» Source records
----

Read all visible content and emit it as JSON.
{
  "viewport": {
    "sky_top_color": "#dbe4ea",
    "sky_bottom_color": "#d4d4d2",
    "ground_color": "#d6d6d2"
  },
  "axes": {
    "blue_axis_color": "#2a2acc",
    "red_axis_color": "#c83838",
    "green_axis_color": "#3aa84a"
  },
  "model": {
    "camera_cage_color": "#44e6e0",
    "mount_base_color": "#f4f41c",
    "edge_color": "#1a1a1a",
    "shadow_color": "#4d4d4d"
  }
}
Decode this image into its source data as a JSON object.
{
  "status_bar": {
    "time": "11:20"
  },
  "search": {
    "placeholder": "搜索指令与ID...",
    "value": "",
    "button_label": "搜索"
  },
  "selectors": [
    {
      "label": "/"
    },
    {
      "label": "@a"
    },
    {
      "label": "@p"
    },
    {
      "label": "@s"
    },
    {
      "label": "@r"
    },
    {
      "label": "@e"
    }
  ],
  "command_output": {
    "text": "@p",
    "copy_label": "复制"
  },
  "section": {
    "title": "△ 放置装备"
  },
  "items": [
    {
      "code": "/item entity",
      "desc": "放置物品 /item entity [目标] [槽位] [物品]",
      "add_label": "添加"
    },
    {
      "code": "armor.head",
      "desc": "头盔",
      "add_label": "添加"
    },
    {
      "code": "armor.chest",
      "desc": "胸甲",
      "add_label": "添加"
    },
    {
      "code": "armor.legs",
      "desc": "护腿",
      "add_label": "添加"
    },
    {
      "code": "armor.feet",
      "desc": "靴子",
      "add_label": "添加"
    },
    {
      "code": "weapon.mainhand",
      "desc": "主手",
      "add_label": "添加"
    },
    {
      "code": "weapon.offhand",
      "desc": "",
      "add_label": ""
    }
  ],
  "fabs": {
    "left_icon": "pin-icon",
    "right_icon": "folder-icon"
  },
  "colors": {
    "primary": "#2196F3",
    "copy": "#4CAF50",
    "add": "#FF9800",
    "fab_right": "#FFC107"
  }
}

----

Each record above should be output again exactly.

Read all visible content and emit it as JSON.
{
  "viewport": {
    "sky_top_color": "#dbe4ea",
    "sky_bottom_color": "#d4d4d2",
    "ground_color": "#d6d6d2"
  },
  "axes": {
    "blue_axis_color": "#2a2acc",
    "red_axis_color": "#c83838",
    "green_axis_color": "#3aa84a"
  },
  "model": {
    "camera_cage_color": "#44e6e0",
    "mount_base_color": "#f4f41c",
    "edge_color": "#1a1a1a",
    "shadow_color": "#4d4d4d"
  }
}
Decode this image into its source data as a JSON object.
{
  "status_bar": {
    "time": "11:20"
  },
  "search": {
    "placeholder": "搜索指令与ID...",
    "value": "",
    "button_label": "搜索"
  },
  "selectors": [
    {
      "label": "/"
    },
    {
      "label": "@a"
    },
    {
      "label": "@p"
    },
    {
      "label": "@s"
    },
    {
      "label": "@r"
    },
    {
      "label": "@e"
    }
  ],
  "command_output": {
    "text": "@p",
    "copy_label": "复制"
  },
  "section": {
    "title": "△ 放置装备"
  },
  "items": [
    {
      "code": "/item entity",
      "desc": "放置物品 /item entity [目标] [槽位] [物品]",
      "add_label": "添加"
    },
    {
      "code": "armor.head",
      "desc": "头盔",
      "add_label": "添加"
    },
    {
      "code": "armor.chest",
      "desc": "胸甲",
      "add_label": "添加"
    },
    {
      "code": "armor.legs",
      "desc": "护腿",
      "add_label": "添加"
    },
    {
      "code": "armor.feet",
      "desc": "靴子",
      "add_label": "添加"
    },
    {
      "code": "weapon.mainhand",
      "desc": "主手",
      "add_label": "添加"
    },
    {
      "code": "weapon.offhand",
      "desc": "",
      "add_label": ""
    }
  ],
  "fabs": {
    "left_icon": "pin-icon",
    "right_icon": "folder-icon"
  },
  "colors": {
    "primary": "#2196F3",
    "copy": "#4CAF50",
    "add": "#FF9800",
    "fab_right": "#FFC107"
  }
}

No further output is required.